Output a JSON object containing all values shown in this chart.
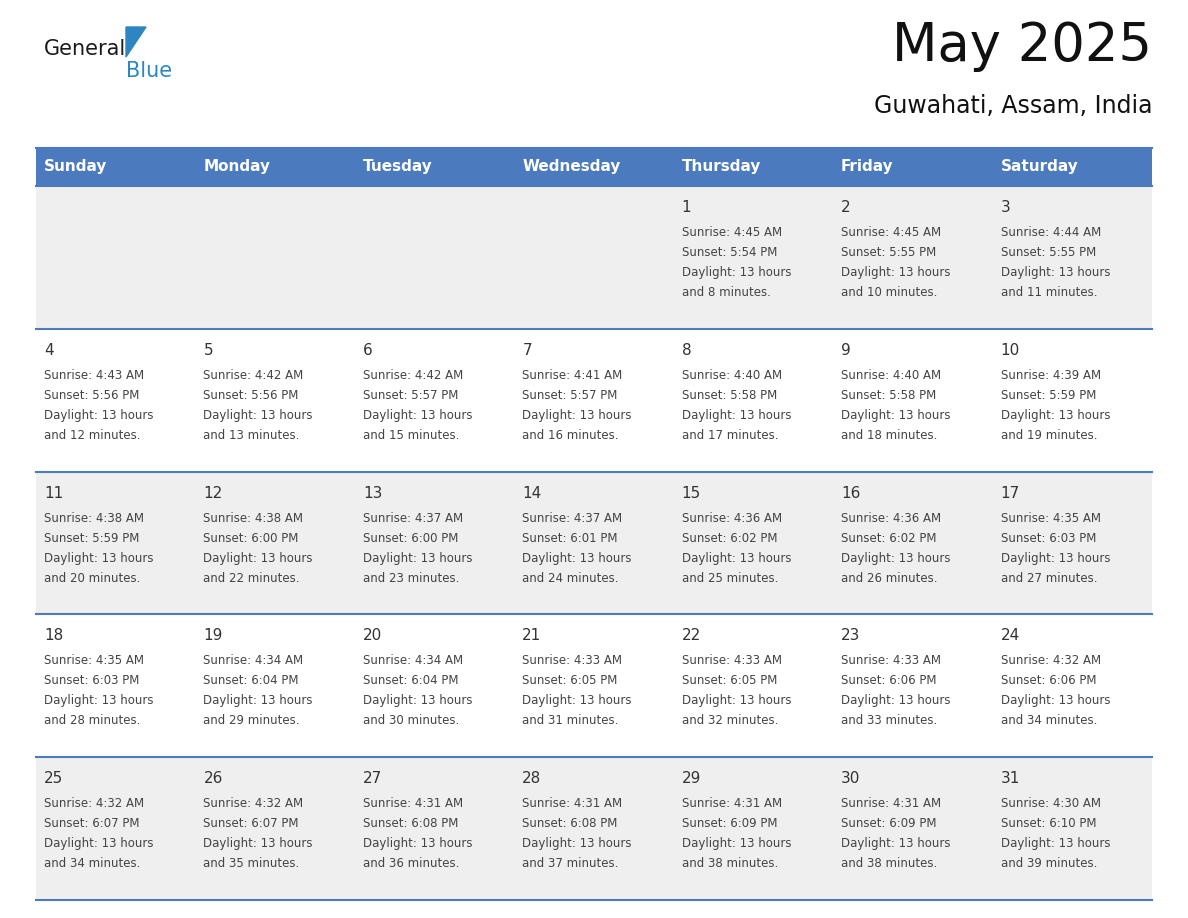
{
  "title": "May 2025",
  "subtitle": "Guwahati, Assam, India",
  "header_bg": "#4B7BBE",
  "header_text_color": "#FFFFFF",
  "days_of_week": [
    "Sunday",
    "Monday",
    "Tuesday",
    "Wednesday",
    "Thursday",
    "Friday",
    "Saturday"
  ],
  "odd_row_bg": "#EFEFEF",
  "even_row_bg": "#FFFFFF",
  "line_color": "#4B7BBE",
  "day_number_color": "#333333",
  "detail_text_color": "#444444",
  "calendar_data": [
    [
      null,
      null,
      null,
      null,
      {
        "day": "1",
        "sunrise": "4:45 AM",
        "sunset": "5:54 PM",
        "daylight_h": "13 hours",
        "daylight_m": "and 8 minutes."
      },
      {
        "day": "2",
        "sunrise": "4:45 AM",
        "sunset": "5:55 PM",
        "daylight_h": "13 hours",
        "daylight_m": "and 10 minutes."
      },
      {
        "day": "3",
        "sunrise": "4:44 AM",
        "sunset": "5:55 PM",
        "daylight_h": "13 hours",
        "daylight_m": "and 11 minutes."
      }
    ],
    [
      {
        "day": "4",
        "sunrise": "4:43 AM",
        "sunset": "5:56 PM",
        "daylight_h": "13 hours",
        "daylight_m": "and 12 minutes."
      },
      {
        "day": "5",
        "sunrise": "4:42 AM",
        "sunset": "5:56 PM",
        "daylight_h": "13 hours",
        "daylight_m": "and 13 minutes."
      },
      {
        "day": "6",
        "sunrise": "4:42 AM",
        "sunset": "5:57 PM",
        "daylight_h": "13 hours",
        "daylight_m": "and 15 minutes."
      },
      {
        "day": "7",
        "sunrise": "4:41 AM",
        "sunset": "5:57 PM",
        "daylight_h": "13 hours",
        "daylight_m": "and 16 minutes."
      },
      {
        "day": "8",
        "sunrise": "4:40 AM",
        "sunset": "5:58 PM",
        "daylight_h": "13 hours",
        "daylight_m": "and 17 minutes."
      },
      {
        "day": "9",
        "sunrise": "4:40 AM",
        "sunset": "5:58 PM",
        "daylight_h": "13 hours",
        "daylight_m": "and 18 minutes."
      },
      {
        "day": "10",
        "sunrise": "4:39 AM",
        "sunset": "5:59 PM",
        "daylight_h": "13 hours",
        "daylight_m": "and 19 minutes."
      }
    ],
    [
      {
        "day": "11",
        "sunrise": "4:38 AM",
        "sunset": "5:59 PM",
        "daylight_h": "13 hours",
        "daylight_m": "and 20 minutes."
      },
      {
        "day": "12",
        "sunrise": "4:38 AM",
        "sunset": "6:00 PM",
        "daylight_h": "13 hours",
        "daylight_m": "and 22 minutes."
      },
      {
        "day": "13",
        "sunrise": "4:37 AM",
        "sunset": "6:00 PM",
        "daylight_h": "13 hours",
        "daylight_m": "and 23 minutes."
      },
      {
        "day": "14",
        "sunrise": "4:37 AM",
        "sunset": "6:01 PM",
        "daylight_h": "13 hours",
        "daylight_m": "and 24 minutes."
      },
      {
        "day": "15",
        "sunrise": "4:36 AM",
        "sunset": "6:02 PM",
        "daylight_h": "13 hours",
        "daylight_m": "and 25 minutes."
      },
      {
        "day": "16",
        "sunrise": "4:36 AM",
        "sunset": "6:02 PM",
        "daylight_h": "13 hours",
        "daylight_m": "and 26 minutes."
      },
      {
        "day": "17",
        "sunrise": "4:35 AM",
        "sunset": "6:03 PM",
        "daylight_h": "13 hours",
        "daylight_m": "and 27 minutes."
      }
    ],
    [
      {
        "day": "18",
        "sunrise": "4:35 AM",
        "sunset": "6:03 PM",
        "daylight_h": "13 hours",
        "daylight_m": "and 28 minutes."
      },
      {
        "day": "19",
        "sunrise": "4:34 AM",
        "sunset": "6:04 PM",
        "daylight_h": "13 hours",
        "daylight_m": "and 29 minutes."
      },
      {
        "day": "20",
        "sunrise": "4:34 AM",
        "sunset": "6:04 PM",
        "daylight_h": "13 hours",
        "daylight_m": "and 30 minutes."
      },
      {
        "day": "21",
        "sunrise": "4:33 AM",
        "sunset": "6:05 PM",
        "daylight_h": "13 hours",
        "daylight_m": "and 31 minutes."
      },
      {
        "day": "22",
        "sunrise": "4:33 AM",
        "sunset": "6:05 PM",
        "daylight_h": "13 hours",
        "daylight_m": "and 32 minutes."
      },
      {
        "day": "23",
        "sunrise": "4:33 AM",
        "sunset": "6:06 PM",
        "daylight_h": "13 hours",
        "daylight_m": "and 33 minutes."
      },
      {
        "day": "24",
        "sunrise": "4:32 AM",
        "sunset": "6:06 PM",
        "daylight_h": "13 hours",
        "daylight_m": "and 34 minutes."
      }
    ],
    [
      {
        "day": "25",
        "sunrise": "4:32 AM",
        "sunset": "6:07 PM",
        "daylight_h": "13 hours",
        "daylight_m": "and 34 minutes."
      },
      {
        "day": "26",
        "sunrise": "4:32 AM",
        "sunset": "6:07 PM",
        "daylight_h": "13 hours",
        "daylight_m": "and 35 minutes."
      },
      {
        "day": "27",
        "sunrise": "4:31 AM",
        "sunset": "6:08 PM",
        "daylight_h": "13 hours",
        "daylight_m": "and 36 minutes."
      },
      {
        "day": "28",
        "sunrise": "4:31 AM",
        "sunset": "6:08 PM",
        "daylight_h": "13 hours",
        "daylight_m": "and 37 minutes."
      },
      {
        "day": "29",
        "sunrise": "4:31 AM",
        "sunset": "6:09 PM",
        "daylight_h": "13 hours",
        "daylight_m": "and 38 minutes."
      },
      {
        "day": "30",
        "sunrise": "4:31 AM",
        "sunset": "6:09 PM",
        "daylight_h": "13 hours",
        "daylight_m": "and 38 minutes."
      },
      {
        "day": "31",
        "sunrise": "4:30 AM",
        "sunset": "6:10 PM",
        "daylight_h": "13 hours",
        "daylight_m": "and 39 minutes."
      }
    ]
  ]
}
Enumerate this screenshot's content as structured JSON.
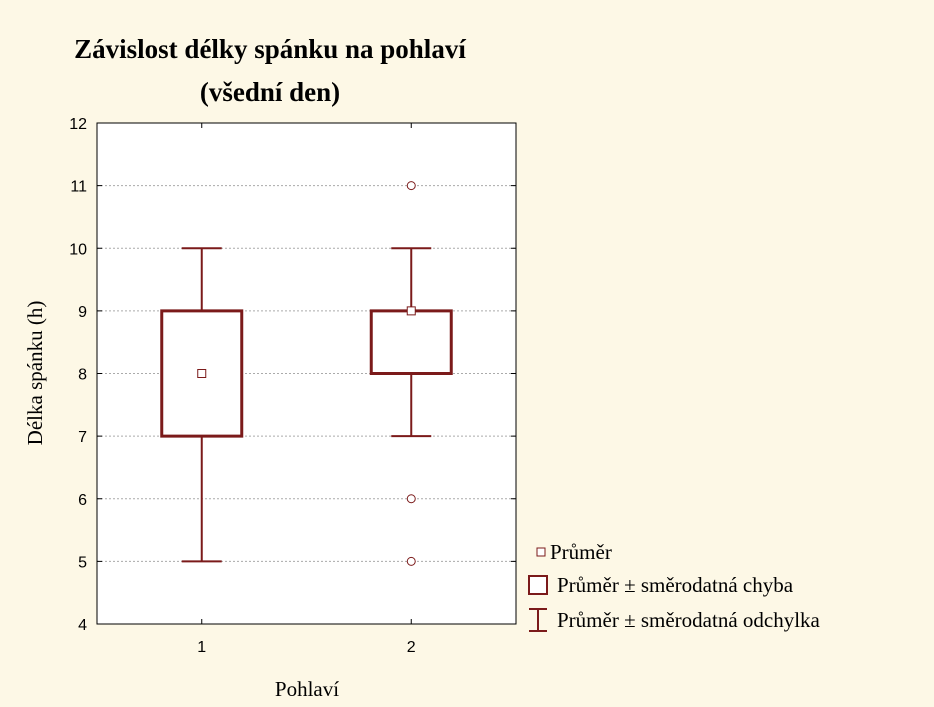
{
  "chart_data": {
    "type": "box",
    "title": "Závislost délky spánku na pohlaví",
    "subtitle": "(všední den)",
    "x_label": "Pohlaví",
    "y_label": "Délka spánku (h)",
    "categories": [
      "1",
      "2"
    ],
    "groups": [
      {
        "mean": 8,
        "box_low": 7,
        "box_high": 9,
        "whisker_low": 5,
        "whisker_high": 10,
        "outliers": []
      },
      {
        "mean": 9,
        "box_low": 8,
        "box_high": 9,
        "whisker_low": 7,
        "whisker_high": 10,
        "outliers": [
          11,
          6,
          5
        ]
      }
    ],
    "color": "#7b1a1a",
    "ylim": [
      4,
      12
    ],
    "yticks": [
      4,
      5,
      6,
      7,
      8,
      9,
      10,
      11,
      12
    ],
    "grid": true,
    "legend": [
      "Průměr",
      "Průměr ± směrodatná chyba",
      "Průměr ± směrodatná odchylka"
    ],
    "legend_position": "lower right"
  }
}
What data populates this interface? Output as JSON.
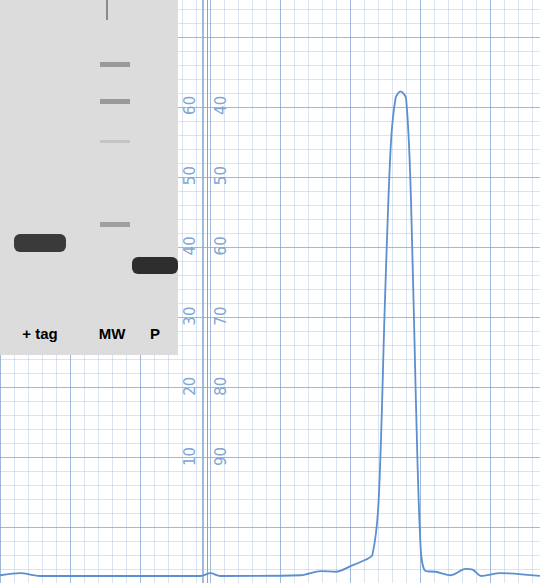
{
  "chart_data": {
    "type": "line",
    "x": [
      0,
      2.9,
      5.7,
      14.3,
      21.4,
      28.6,
      30,
      31.4,
      42.9,
      45.7,
      47.9,
      50,
      52.1,
      53.1,
      54,
      54.9,
      55.7,
      56.4,
      57.1,
      57.9,
      58.6,
      59.3,
      60,
      60.7,
      62.1,
      64.3,
      66.4,
      67.4,
      68.6,
      71.4,
      77
    ],
    "values": [
      -6.9,
      -6.6,
      -7.0,
      -7.0,
      -7.0,
      -7.0,
      -6.6,
      -7.0,
      -6.9,
      -6.3,
      -6.4,
      -5.6,
      -4.7,
      -4.0,
      3.9,
      32.4,
      53.9,
      61.0,
      62.0,
      61.0,
      46.7,
      18.1,
      -3.3,
      -6.3,
      -6.4,
      -6.9,
      -6.0,
      -6.1,
      -7.0,
      -6.6,
      -7.0
    ],
    "color": "#5b8fd0",
    "xlim": [
      0,
      77
    ],
    "ylim": [
      -8,
      75
    ],
    "yticks": [
      10,
      20,
      30,
      40,
      50,
      60
    ],
    "y2lim": [
      108,
      25
    ],
    "y2ticks": [
      40,
      50,
      60,
      70,
      80,
      90
    ],
    "grid": true,
    "tick_labels": "y",
    "annotations": [
      "+ tag",
      "MW",
      "P"
    ]
  }
}
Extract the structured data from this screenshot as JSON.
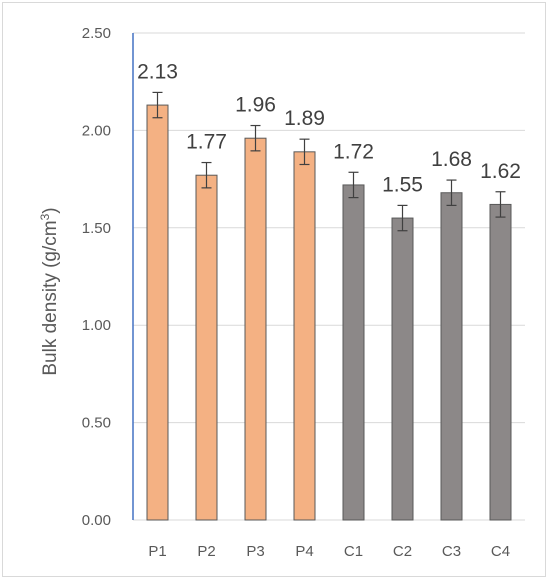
{
  "chart_data": {
    "type": "bar",
    "title": "",
    "xlabel": "",
    "ylabel": "Bulk density (g/cm",
    "ylabel_superscript": "3",
    "ylabel_suffix": ")",
    "categories": [
      "P1",
      "P2",
      "P3",
      "P4",
      "C1",
      "C2",
      "C3",
      "C4"
    ],
    "values": [
      2.13,
      1.77,
      1.96,
      1.89,
      1.72,
      1.55,
      1.68,
      1.62
    ],
    "data_labels": [
      "2.13",
      "1.77",
      "1.96",
      "1.89",
      "1.72",
      "1.55",
      "1.68",
      "1.62"
    ],
    "error": [
      0.065,
      0.065,
      0.065,
      0.065,
      0.065,
      0.065,
      0.065,
      0.065
    ],
    "bar_colors": [
      "#f4b183",
      "#f4b183",
      "#f4b183",
      "#f4b183",
      "#8c8888",
      "#8c8888",
      "#8c8888",
      "#8c8888"
    ],
    "ylim": [
      0,
      2.5
    ],
    "yticks": [
      0,
      0.5,
      1.0,
      1.5,
      2.0,
      2.5
    ],
    "ytick_labels": [
      "0.00",
      "0.50",
      "1.00",
      "1.50",
      "2.00",
      "2.50"
    ],
    "grid": true,
    "legend": "none",
    "axis_color": "#4472c4"
  }
}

-----

» **Task brief**: In the listing, find all lines with the string "JSON" and copy them.

» **Task response**:
Output a JSON object containing all values shown in this chart.
Enumerate this screenshot's content as structured JSON.
What data populates this interface? Output as JSON.
Extract the structured data from this screenshot as JSON.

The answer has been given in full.